Dataset rows:
## begin
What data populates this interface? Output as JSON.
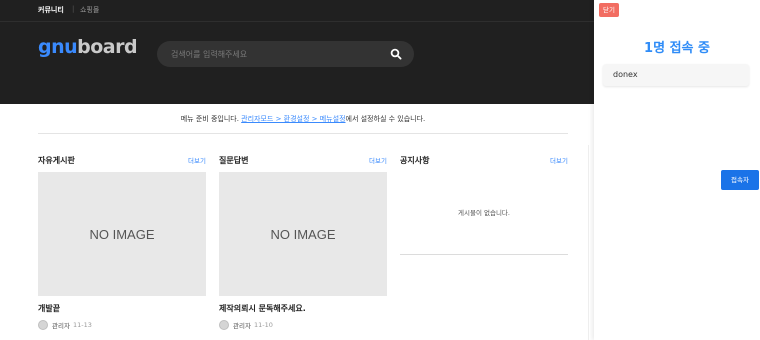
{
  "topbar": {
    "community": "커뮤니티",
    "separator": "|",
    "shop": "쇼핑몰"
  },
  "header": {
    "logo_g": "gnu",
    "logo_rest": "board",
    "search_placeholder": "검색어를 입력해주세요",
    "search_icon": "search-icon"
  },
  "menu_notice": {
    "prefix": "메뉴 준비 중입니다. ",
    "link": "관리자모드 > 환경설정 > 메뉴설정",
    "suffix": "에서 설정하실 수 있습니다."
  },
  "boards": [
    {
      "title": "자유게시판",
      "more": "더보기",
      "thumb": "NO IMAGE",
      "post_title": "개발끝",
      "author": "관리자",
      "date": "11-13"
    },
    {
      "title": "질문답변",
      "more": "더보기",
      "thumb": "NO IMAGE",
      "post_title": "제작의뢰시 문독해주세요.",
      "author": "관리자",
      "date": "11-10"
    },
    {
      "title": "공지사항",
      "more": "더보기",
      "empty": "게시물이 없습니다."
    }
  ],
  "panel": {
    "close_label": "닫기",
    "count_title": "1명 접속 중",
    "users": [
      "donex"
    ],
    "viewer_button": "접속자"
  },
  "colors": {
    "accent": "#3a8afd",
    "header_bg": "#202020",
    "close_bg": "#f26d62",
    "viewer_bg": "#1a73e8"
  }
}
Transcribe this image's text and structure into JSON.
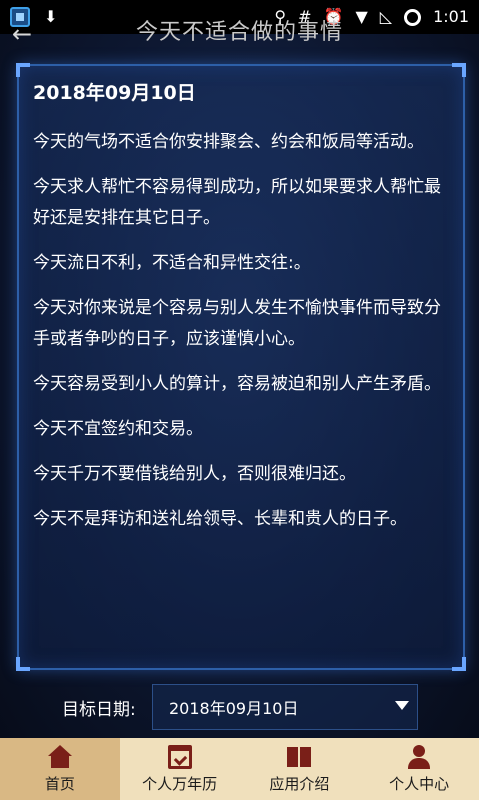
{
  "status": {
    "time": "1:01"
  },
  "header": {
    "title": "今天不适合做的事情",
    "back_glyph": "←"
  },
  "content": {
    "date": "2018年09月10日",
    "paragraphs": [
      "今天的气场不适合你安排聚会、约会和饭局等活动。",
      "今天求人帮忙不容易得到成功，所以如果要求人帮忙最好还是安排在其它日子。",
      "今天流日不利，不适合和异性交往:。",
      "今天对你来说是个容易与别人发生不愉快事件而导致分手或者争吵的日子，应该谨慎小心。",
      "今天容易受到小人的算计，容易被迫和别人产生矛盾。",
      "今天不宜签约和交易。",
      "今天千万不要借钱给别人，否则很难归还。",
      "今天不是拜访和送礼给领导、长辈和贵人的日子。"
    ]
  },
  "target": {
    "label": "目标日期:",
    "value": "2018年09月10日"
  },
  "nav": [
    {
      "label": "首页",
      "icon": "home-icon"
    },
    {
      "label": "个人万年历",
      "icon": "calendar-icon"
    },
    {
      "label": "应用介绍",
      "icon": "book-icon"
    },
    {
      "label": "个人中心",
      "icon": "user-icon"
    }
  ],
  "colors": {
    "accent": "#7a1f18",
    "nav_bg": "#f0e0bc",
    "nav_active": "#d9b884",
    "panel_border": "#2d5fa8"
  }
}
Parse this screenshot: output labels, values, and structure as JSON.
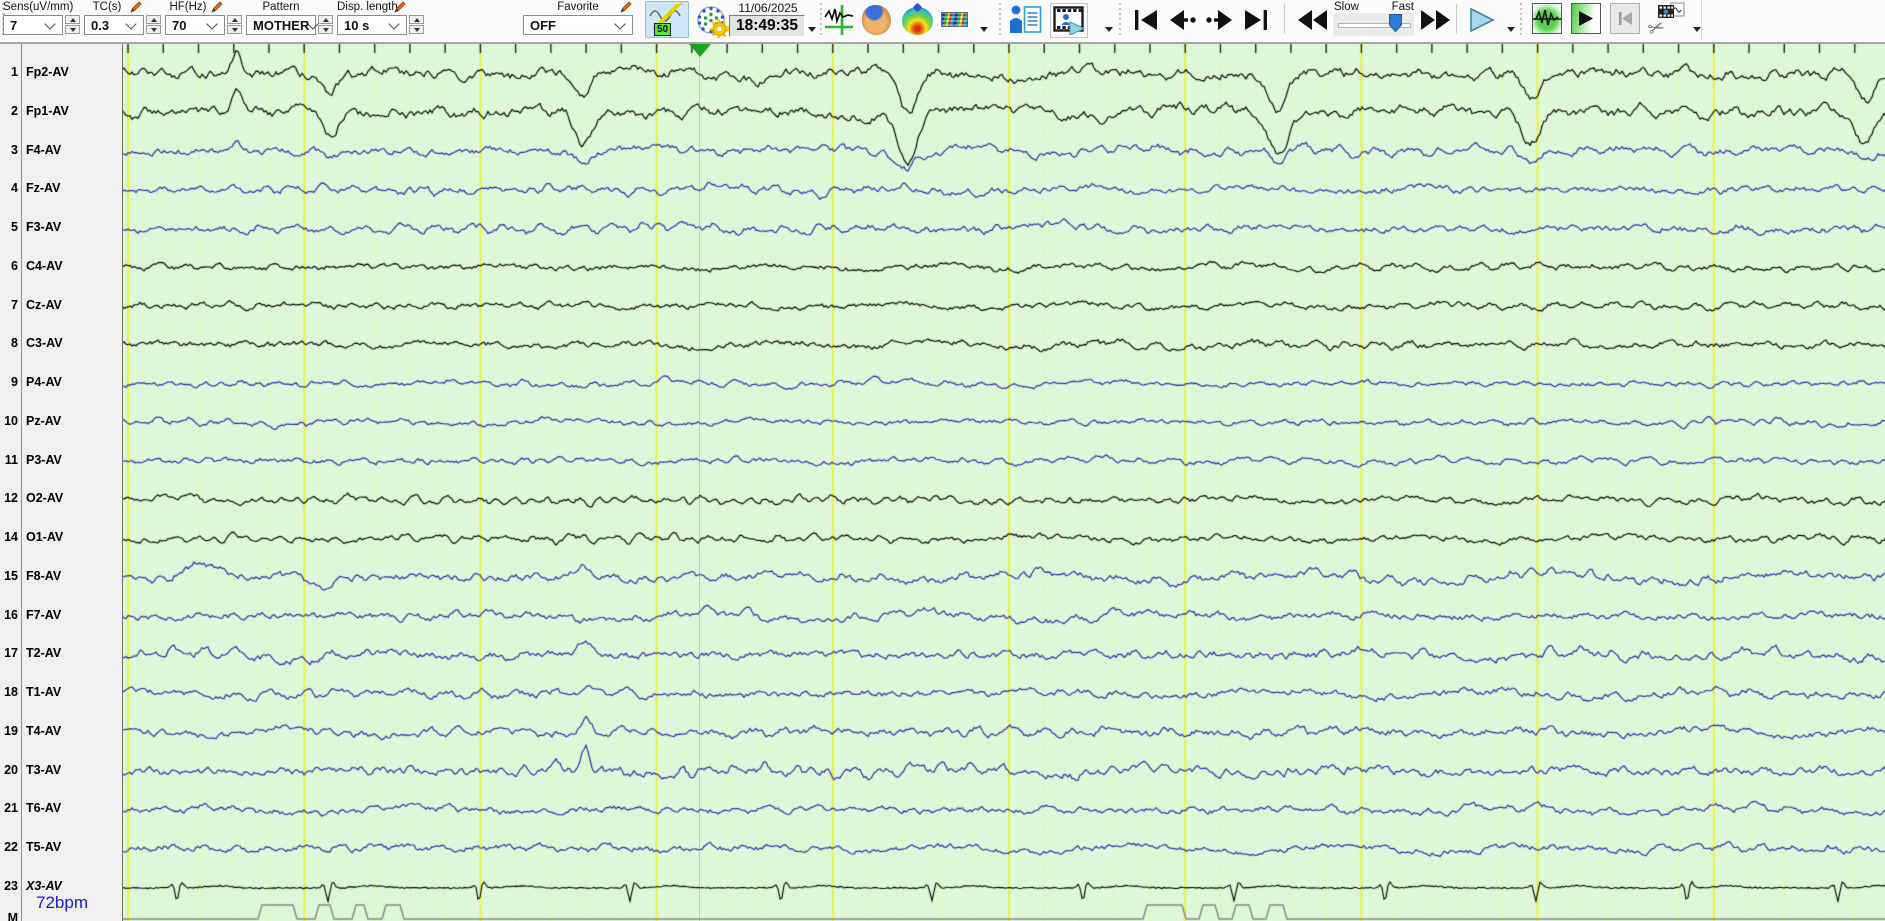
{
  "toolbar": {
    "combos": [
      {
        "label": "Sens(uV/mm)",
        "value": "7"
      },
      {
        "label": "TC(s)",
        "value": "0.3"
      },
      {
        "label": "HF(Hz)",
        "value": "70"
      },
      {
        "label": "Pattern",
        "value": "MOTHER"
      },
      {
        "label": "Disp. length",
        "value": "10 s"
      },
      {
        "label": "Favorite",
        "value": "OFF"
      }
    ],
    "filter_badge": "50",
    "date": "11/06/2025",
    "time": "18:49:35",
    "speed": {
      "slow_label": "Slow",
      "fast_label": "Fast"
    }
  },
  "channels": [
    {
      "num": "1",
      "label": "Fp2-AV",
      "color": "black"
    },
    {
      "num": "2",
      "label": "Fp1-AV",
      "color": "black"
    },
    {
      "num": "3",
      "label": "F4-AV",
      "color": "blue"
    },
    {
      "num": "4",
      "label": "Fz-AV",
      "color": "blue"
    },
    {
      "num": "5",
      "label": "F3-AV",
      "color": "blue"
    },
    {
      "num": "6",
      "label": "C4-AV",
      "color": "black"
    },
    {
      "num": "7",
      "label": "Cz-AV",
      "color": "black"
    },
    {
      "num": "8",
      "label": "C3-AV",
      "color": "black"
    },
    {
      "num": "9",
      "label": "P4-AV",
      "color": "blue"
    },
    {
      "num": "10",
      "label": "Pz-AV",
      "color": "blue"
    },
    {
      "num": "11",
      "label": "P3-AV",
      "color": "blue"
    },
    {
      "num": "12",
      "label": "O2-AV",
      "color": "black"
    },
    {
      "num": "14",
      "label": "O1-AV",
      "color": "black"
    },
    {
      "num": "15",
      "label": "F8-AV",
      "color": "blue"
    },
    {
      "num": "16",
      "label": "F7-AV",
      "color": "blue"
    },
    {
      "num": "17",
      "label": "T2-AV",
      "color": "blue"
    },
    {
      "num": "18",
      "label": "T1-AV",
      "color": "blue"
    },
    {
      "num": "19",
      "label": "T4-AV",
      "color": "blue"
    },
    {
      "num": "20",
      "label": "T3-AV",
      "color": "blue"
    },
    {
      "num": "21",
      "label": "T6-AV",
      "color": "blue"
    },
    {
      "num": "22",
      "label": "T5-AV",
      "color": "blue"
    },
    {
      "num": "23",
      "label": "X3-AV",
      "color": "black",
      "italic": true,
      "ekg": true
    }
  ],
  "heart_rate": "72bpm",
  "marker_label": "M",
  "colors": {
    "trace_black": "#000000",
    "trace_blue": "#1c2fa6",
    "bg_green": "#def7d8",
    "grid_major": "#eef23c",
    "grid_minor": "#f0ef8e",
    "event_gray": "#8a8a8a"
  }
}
## end
## begin
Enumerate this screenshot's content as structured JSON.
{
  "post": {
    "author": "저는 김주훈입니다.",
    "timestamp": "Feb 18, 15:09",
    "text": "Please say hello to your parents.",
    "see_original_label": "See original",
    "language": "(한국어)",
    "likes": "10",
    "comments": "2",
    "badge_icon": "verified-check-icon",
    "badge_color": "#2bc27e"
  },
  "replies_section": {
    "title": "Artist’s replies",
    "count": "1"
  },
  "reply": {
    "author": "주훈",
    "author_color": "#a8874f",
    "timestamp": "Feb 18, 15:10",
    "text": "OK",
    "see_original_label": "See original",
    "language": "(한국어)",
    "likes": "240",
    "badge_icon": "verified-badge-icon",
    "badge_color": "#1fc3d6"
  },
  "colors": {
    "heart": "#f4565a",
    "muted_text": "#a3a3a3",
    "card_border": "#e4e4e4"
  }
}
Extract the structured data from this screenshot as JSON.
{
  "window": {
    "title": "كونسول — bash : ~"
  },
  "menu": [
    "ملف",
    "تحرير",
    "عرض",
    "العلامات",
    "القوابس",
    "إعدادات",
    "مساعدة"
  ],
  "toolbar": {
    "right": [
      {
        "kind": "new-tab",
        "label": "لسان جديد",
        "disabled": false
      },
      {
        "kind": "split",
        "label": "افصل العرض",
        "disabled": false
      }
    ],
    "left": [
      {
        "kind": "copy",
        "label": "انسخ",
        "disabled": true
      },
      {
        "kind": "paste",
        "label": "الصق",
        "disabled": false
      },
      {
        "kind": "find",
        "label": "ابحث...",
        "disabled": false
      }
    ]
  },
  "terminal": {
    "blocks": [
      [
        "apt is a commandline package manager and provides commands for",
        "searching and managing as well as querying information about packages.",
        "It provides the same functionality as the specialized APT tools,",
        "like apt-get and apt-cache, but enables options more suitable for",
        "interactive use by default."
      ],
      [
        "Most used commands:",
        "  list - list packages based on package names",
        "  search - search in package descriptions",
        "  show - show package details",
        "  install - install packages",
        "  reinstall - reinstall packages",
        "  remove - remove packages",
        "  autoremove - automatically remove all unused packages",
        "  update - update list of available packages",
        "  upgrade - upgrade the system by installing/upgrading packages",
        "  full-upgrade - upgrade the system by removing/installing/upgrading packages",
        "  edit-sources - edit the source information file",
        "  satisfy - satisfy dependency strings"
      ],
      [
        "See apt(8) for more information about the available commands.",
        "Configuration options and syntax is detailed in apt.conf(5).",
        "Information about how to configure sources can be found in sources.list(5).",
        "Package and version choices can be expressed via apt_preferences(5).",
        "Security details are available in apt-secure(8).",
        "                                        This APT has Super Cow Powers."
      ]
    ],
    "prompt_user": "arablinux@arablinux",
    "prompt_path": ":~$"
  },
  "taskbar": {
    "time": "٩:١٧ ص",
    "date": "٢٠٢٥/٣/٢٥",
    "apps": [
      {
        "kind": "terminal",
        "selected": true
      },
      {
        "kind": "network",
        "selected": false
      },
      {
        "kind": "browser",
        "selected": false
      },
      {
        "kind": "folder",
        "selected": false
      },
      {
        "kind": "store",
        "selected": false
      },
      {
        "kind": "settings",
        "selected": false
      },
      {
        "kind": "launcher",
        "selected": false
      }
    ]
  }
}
## end
> [WHAT TO WORK ON] Count how many lines include the string "kind". Nothing but the number is needed.

> [THE OUTPUT] 12